• **INSTRUCTIONS FOR THE TASK**
Lines that hold the string "consumption" are to be counted; give only their number.

• **RECORDS PROVIDED**

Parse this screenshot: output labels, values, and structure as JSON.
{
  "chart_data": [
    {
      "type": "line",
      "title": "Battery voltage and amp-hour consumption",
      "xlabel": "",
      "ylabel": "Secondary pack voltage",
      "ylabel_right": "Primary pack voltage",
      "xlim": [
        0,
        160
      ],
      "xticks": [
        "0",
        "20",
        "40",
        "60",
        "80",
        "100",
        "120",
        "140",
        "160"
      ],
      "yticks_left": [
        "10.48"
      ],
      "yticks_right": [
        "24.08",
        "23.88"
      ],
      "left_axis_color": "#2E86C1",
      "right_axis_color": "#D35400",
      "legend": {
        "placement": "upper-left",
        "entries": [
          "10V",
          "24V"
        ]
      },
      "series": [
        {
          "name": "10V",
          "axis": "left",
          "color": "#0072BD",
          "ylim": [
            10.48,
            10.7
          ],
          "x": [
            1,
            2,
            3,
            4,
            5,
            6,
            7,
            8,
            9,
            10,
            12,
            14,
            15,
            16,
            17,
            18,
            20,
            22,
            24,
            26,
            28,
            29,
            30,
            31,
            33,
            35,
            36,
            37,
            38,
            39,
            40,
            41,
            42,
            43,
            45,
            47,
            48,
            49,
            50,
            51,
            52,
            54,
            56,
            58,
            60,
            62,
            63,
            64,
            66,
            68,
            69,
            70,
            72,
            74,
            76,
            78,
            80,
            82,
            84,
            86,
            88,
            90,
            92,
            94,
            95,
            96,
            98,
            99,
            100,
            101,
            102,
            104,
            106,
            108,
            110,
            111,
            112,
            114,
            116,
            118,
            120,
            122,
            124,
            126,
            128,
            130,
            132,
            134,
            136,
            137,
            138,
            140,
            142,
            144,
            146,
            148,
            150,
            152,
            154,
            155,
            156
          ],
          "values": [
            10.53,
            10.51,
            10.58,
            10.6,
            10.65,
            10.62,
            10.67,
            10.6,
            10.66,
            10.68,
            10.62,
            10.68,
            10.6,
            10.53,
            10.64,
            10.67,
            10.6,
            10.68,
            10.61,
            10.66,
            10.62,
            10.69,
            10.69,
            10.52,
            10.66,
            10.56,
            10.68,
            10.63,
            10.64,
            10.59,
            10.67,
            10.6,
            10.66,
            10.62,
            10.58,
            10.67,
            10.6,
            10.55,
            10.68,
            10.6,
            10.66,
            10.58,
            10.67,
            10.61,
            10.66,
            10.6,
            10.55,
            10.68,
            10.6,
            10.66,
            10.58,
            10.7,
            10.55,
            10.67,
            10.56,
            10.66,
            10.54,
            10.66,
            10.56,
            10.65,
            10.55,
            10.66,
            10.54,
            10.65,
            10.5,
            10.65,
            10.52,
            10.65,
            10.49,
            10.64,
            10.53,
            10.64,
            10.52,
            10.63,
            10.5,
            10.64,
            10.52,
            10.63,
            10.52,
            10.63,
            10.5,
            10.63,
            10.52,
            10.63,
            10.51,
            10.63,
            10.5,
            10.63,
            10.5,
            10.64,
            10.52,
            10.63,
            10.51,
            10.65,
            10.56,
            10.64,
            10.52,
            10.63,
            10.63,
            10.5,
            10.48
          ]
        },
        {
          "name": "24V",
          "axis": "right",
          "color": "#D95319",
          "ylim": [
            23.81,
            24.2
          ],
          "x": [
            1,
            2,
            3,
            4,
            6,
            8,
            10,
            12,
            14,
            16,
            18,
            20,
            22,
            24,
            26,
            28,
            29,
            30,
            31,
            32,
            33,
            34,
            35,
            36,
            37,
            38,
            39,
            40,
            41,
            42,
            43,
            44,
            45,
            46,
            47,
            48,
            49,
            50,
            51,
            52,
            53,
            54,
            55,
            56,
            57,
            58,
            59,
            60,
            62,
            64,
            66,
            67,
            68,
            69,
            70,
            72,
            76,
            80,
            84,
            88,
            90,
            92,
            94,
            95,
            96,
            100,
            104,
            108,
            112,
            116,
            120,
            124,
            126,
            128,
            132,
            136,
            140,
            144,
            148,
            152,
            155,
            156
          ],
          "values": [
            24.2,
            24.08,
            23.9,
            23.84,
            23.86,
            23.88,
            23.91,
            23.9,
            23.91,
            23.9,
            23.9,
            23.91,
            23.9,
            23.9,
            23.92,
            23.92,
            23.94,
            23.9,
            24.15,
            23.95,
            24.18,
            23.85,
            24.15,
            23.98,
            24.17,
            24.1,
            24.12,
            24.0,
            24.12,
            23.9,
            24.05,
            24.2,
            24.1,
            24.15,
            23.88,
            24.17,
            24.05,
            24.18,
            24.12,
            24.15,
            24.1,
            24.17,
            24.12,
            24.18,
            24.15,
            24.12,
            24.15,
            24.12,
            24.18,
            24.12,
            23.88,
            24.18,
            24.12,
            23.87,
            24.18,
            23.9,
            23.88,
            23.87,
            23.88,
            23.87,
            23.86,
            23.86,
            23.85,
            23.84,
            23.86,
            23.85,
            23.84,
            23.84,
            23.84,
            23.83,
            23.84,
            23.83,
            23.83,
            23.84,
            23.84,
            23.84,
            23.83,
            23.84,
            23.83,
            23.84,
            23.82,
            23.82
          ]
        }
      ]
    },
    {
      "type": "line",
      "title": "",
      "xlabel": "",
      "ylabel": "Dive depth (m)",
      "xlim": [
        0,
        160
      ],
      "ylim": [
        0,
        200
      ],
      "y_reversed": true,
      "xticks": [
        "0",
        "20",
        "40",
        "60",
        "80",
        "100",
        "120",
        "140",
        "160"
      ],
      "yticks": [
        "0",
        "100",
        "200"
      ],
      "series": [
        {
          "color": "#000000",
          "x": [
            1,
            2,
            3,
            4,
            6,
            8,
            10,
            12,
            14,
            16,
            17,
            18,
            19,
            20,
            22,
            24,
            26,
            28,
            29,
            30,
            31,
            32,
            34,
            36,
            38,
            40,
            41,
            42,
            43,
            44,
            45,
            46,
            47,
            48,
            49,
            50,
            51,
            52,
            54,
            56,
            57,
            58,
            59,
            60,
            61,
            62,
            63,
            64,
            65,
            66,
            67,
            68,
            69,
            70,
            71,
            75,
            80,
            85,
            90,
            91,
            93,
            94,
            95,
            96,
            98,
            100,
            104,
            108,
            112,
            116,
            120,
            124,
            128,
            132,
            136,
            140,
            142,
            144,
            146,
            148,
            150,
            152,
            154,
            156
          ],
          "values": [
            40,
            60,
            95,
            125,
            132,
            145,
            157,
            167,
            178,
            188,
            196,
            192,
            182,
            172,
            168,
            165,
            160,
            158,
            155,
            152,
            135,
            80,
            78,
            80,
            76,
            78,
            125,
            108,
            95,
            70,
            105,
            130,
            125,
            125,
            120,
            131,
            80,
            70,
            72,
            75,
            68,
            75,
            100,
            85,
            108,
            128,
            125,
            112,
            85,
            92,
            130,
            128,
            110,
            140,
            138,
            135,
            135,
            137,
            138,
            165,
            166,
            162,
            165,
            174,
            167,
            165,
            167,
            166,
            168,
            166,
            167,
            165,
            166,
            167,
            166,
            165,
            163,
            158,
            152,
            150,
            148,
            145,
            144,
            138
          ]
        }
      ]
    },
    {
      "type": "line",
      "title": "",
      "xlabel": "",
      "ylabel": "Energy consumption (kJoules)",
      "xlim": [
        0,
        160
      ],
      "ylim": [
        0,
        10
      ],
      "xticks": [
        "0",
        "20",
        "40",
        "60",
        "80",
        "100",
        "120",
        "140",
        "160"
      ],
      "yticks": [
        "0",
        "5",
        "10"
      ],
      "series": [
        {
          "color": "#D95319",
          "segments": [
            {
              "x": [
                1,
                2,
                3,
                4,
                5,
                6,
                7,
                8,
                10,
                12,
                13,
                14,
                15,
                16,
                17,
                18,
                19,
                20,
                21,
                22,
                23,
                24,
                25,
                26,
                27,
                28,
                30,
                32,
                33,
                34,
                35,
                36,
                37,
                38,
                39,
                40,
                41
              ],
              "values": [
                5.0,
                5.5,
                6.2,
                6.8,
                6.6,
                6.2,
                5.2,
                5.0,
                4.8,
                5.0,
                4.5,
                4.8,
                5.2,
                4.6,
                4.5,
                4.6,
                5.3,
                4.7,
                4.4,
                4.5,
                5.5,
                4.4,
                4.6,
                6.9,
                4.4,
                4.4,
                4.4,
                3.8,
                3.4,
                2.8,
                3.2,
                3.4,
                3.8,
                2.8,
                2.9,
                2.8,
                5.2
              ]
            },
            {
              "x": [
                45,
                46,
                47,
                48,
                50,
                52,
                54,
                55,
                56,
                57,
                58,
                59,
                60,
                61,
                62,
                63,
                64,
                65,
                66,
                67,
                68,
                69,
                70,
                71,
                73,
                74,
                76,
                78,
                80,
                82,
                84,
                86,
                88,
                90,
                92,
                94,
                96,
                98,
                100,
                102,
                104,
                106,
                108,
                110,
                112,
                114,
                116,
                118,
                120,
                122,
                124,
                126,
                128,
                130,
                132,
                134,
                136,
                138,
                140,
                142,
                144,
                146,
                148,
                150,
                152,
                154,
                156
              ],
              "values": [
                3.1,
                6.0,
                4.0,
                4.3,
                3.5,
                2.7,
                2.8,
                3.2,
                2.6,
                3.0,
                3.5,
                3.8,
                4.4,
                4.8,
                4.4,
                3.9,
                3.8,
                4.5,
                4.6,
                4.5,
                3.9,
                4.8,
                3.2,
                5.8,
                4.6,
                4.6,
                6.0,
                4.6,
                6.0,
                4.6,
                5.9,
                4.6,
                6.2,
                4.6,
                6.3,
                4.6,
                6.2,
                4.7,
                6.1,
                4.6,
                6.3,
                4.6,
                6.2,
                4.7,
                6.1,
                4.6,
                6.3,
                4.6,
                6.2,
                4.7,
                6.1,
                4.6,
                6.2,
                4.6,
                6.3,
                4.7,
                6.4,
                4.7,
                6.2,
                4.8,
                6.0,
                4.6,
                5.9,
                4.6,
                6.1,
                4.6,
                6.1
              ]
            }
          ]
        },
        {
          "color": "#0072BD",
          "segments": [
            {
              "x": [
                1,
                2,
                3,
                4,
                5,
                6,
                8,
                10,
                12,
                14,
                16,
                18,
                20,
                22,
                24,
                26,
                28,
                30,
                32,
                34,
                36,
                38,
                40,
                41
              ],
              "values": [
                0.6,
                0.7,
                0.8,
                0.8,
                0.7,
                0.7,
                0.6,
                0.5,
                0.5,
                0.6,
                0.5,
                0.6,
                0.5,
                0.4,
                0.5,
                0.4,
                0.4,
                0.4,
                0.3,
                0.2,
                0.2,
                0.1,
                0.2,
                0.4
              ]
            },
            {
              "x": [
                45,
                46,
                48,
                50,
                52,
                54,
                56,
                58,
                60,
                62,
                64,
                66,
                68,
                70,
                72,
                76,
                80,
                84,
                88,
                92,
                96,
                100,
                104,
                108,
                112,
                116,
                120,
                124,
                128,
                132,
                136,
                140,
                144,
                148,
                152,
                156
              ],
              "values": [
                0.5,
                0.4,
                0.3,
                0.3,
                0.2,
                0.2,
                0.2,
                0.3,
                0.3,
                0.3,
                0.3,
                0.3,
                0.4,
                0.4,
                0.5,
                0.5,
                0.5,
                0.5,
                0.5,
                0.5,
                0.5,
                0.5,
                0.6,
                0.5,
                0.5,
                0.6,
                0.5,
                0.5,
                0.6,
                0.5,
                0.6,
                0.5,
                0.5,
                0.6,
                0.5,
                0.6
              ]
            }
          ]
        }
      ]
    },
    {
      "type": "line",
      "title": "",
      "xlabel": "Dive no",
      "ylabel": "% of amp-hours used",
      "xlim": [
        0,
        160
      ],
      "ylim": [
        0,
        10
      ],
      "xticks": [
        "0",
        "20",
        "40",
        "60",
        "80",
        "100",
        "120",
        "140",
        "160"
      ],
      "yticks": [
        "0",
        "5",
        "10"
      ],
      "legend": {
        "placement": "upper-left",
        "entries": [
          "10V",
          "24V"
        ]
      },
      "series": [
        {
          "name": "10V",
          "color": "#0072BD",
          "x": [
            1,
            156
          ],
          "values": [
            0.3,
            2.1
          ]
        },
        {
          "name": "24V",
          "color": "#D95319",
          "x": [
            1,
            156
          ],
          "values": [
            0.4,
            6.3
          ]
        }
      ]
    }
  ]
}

• **RESPONSE**
2